## start TEXT EXCERPT
Plants that Move as they Get Wet

פורסם: December 1st, 2007 | עודכן: 17/01/15

[Blepharis] – seed shooting

[Blepharis] is worth being regarded as one of the most important in the entire group discussed here. Much information is known about it, deriving from the research of Prof. Y. Gutterman (2002) and his colleagues. The reader is referred to these valuable original studies (presented also in the [Blepharis attenuata] page in this website). For my own recommendations on uses of the plant consider Figs. 3.3.1-3.3.4.

Fig. 3.3.1: Blepharis attenuata – a plant of semi-steppe bathas and of extremely hot desert areas. Following blooming, the ripe fruits remain at the axiles of the spiny bracts until the first strong rains.

Fig. 3.3.2: Blepharis fruits with four calyx lobes covering them, and opened after wetting. a. A fruit, b. Base of the style.

Fig. 3.3.3: An opened fruit of Blepharis containing two seeds. a. Location of the style base. b. Dry seed covered with a adpressed ciliae. c. Pedicel which remains stiff and assists seed dispersal.
## end TEXT EXCERPT
## start INFORMATION GIVEN
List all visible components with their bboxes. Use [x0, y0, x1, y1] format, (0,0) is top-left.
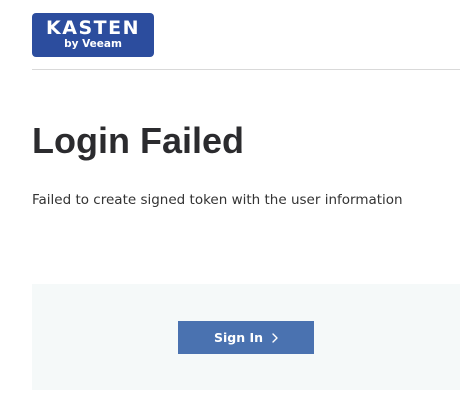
kasten-logo: KASTEN by Veeam — [32, 13, 154, 57]
login-failed-page: KASTEN by Veeam Login Failed Failed to c… — [0, 0, 474, 402]
logo-sub-text: by Veeam — [64, 38, 122, 50]
header-divider — [32, 69, 460, 70]
logo-main-text: KASTEN — [46, 17, 140, 39]
action-panel: Sign In — [32, 284, 460, 390]
error-message: Failed to create signed token with the u… — [32, 192, 403, 208]
sign-in-button[interactable]: Sign In — [178, 321, 314, 354]
page-title: Login Failed — [32, 120, 244, 161]
sign-in-label: Sign In — [213, 330, 264, 345]
chevron-right-icon — [272, 332, 278, 343]
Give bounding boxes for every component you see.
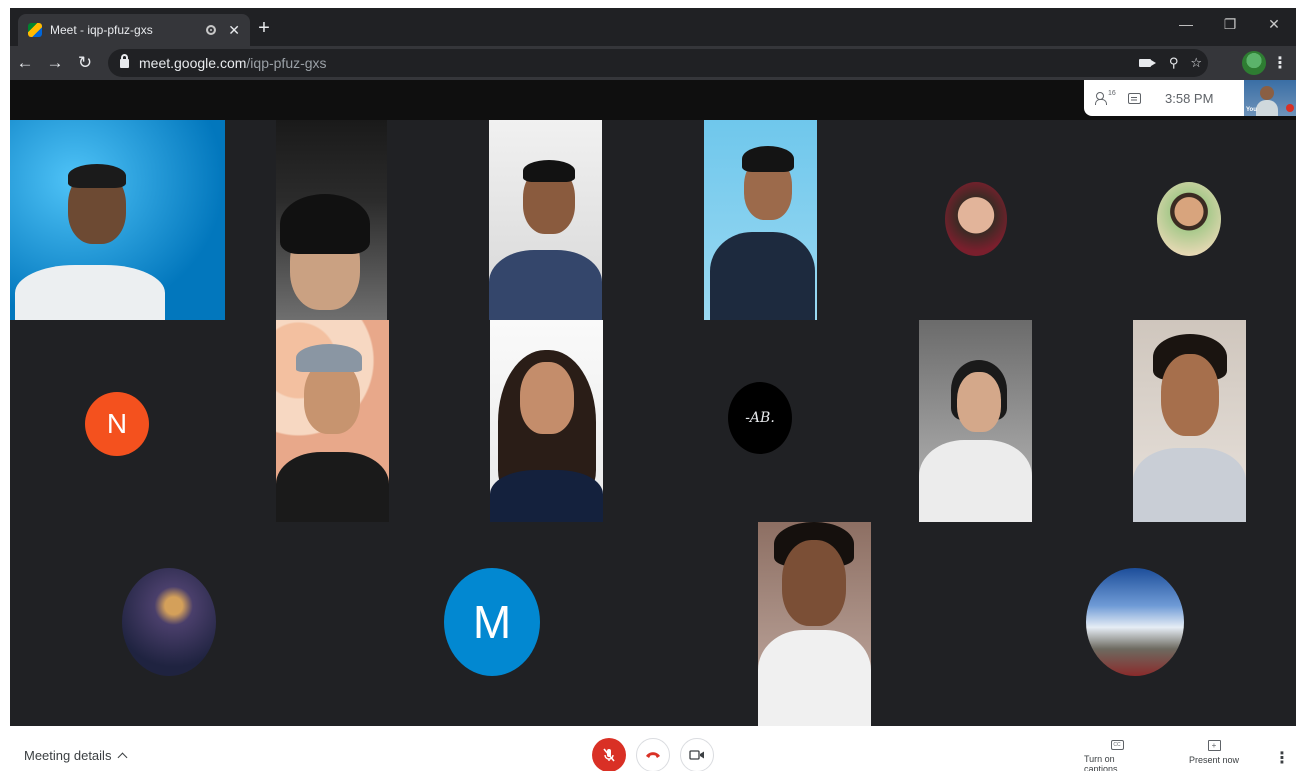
## end INFORMATION GIVEN
→ **REQUESTS**
A: Copy out every line of the entries word for word, leaving out the pictures.
B: Continue the text on plants that move as they get wet, starting after its last sentence.
The text and the entries were taken from unrelated sources.

→ **ANSWERS BELOW**
A:
List all visible components with their bboxes. Use [x0, y0, x1, y1] format, (0,0) is top-left.
kasten-logo: KASTEN by Veeam — [32, 13, 154, 57]
login-failed-page: KASTEN by Veeam Login Failed Failed to c… — [0, 0, 474, 402]
logo-sub-text: by Veeam — [64, 38, 122, 50]
header-divider — [32, 69, 460, 70]
logo-main-text: KASTEN — [46, 17, 140, 39]
action-panel: Sign In — [32, 284, 460, 390]
error-message: Failed to create signed token with the u… — [32, 192, 403, 208]
sign-in-button[interactable]: Sign In — [178, 321, 314, 354]
page-title: Login Failed — [32, 120, 244, 161]
sign-in-label: Sign In — [213, 330, 264, 345]
chevron-right-icon — [272, 332, 278, 343]
Give bounding boxes for every component you see.

B:
Fig. 3.3.4: The name Blepharis becomes clear after the dry seed is wetted and the ciliae are opened (Blepharon = Gr. eye-lead, eyelash). The movement is fast and the seed moves like a slow white spider. Parts of the ciliae become a mucilage which glues the seed to the ground.

Fruit fissures expand upon wetting

[Aizoon canariense] (Fig. 3.3.5) represents a group of plants in which the seeds remain closed in the fruit during the dry season after ripening. When wetted, the five fissures in the ovary wall (carpels) open, and seeds may be seen through them. When rain drops hit the opened fruit, the seeds jump out. Similar mechanisms may be seen in species of [Trigonella] ([Papilionaceae]) and [Leptaleum filifolium] ([Brassicaceae]) where the plant is prostrate and close to the ground (Fig. 3.3.6). One fissure in the upper suture of the elongated fruit widens and rain drops splash the seeds out. Other plants of the two families open by 2 sutures. These [Trigonella] and [Leptaleum] species are exceptional.

Fig. 3.3.5: Aizoon canariense – upper half – ripe fruits containing seeds ready for dispersal; lower half – wet fruits where the seeds are ready to be splashed out through the fissures opened at the capsule angles.

Fig. 3.3.6: a. Leptaleum filifolium (Brassicaceae), b. Trigonella staellata (Papilionaceae). Both species have elongated fruit which opens following wetting in one suture situated on its upper part.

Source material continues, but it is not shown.